▸ **Stored data**:
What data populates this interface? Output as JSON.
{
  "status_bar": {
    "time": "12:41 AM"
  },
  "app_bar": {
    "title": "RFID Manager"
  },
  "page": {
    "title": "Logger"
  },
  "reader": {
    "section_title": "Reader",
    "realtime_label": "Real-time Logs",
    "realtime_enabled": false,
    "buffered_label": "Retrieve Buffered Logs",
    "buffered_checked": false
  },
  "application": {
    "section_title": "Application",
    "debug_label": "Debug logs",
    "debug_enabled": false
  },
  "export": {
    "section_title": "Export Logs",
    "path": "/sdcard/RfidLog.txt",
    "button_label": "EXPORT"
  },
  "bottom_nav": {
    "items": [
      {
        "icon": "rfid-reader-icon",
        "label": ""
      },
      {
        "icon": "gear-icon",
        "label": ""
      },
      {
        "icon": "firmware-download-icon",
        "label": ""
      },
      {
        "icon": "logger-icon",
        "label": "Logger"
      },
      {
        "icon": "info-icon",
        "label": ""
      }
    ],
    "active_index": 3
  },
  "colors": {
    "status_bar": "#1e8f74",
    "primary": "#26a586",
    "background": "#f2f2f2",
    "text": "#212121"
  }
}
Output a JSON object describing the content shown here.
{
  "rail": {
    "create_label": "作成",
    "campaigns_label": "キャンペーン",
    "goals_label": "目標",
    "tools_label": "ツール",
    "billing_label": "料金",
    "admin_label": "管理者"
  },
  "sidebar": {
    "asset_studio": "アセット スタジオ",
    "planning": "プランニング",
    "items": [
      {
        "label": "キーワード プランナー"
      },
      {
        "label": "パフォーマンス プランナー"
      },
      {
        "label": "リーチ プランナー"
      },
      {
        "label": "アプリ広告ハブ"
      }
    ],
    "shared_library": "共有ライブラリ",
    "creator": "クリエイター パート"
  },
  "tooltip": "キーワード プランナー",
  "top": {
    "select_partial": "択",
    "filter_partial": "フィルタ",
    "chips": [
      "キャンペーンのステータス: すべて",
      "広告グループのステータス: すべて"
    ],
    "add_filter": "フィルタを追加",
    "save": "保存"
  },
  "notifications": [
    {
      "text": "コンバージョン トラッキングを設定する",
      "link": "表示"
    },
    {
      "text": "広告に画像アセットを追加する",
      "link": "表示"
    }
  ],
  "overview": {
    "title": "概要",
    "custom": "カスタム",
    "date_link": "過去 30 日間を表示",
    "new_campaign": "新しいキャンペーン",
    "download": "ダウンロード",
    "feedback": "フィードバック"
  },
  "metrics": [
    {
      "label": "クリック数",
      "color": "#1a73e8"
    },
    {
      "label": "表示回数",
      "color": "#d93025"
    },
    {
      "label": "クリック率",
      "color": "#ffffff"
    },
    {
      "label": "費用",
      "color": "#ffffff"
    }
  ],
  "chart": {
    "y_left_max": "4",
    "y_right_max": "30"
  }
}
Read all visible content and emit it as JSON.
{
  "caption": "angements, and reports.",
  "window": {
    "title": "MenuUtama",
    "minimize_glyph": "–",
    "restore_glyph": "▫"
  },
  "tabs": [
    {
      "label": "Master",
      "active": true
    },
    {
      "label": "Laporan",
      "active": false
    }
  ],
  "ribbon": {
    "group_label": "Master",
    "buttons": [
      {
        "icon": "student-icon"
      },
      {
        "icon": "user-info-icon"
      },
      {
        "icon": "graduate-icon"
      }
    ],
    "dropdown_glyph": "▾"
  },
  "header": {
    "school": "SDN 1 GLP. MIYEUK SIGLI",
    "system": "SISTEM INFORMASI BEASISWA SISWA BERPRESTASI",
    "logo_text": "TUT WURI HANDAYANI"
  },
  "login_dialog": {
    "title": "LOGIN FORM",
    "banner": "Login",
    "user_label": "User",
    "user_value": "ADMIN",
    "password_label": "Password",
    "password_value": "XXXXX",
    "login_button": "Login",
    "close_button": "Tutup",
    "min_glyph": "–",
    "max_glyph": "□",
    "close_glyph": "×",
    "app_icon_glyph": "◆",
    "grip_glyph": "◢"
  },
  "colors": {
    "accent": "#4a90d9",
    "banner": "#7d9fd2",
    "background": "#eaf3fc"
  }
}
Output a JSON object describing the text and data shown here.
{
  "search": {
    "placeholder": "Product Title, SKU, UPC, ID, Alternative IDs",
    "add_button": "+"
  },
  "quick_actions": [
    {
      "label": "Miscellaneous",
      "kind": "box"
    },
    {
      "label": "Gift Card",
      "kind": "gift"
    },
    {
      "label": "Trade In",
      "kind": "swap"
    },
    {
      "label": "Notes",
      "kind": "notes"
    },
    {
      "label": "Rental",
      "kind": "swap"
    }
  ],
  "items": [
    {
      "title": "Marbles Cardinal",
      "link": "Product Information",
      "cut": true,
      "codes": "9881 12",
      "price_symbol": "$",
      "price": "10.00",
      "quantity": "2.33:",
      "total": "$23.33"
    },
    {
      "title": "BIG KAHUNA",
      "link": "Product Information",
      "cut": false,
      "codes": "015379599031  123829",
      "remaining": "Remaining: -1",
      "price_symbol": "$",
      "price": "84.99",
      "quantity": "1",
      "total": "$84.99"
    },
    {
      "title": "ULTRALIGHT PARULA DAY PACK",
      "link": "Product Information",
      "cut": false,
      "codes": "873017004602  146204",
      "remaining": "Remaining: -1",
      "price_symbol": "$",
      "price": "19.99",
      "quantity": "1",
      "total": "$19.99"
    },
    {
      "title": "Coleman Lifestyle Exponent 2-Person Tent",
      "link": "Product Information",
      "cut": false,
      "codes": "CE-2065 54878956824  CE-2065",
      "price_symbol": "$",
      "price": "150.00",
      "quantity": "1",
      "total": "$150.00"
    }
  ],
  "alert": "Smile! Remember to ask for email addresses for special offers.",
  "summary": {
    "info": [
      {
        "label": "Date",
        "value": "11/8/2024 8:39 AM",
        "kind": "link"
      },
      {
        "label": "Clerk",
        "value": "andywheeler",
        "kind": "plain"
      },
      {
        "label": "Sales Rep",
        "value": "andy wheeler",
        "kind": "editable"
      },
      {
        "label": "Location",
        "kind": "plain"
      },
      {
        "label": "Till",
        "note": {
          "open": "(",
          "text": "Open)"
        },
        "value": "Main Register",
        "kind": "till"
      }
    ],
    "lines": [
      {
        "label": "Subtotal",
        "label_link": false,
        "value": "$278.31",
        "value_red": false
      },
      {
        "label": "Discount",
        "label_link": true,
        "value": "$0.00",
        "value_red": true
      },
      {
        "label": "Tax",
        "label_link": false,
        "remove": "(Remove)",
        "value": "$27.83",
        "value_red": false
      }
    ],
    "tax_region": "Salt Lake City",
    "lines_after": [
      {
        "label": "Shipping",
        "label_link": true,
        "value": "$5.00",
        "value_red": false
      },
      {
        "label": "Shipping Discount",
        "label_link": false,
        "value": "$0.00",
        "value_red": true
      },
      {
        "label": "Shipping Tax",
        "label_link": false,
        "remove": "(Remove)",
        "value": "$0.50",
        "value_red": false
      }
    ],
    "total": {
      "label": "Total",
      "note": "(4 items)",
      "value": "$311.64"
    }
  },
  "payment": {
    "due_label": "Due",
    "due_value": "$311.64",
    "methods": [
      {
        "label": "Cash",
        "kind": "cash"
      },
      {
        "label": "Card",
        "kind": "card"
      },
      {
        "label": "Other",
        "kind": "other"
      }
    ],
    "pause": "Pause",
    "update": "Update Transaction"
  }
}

▸ **Task prompt**: All lines above with "download" in them should be returned.

▸ **Answer below**:
        "icon": "firmware-download-icon",
    "download": "ダウンロード",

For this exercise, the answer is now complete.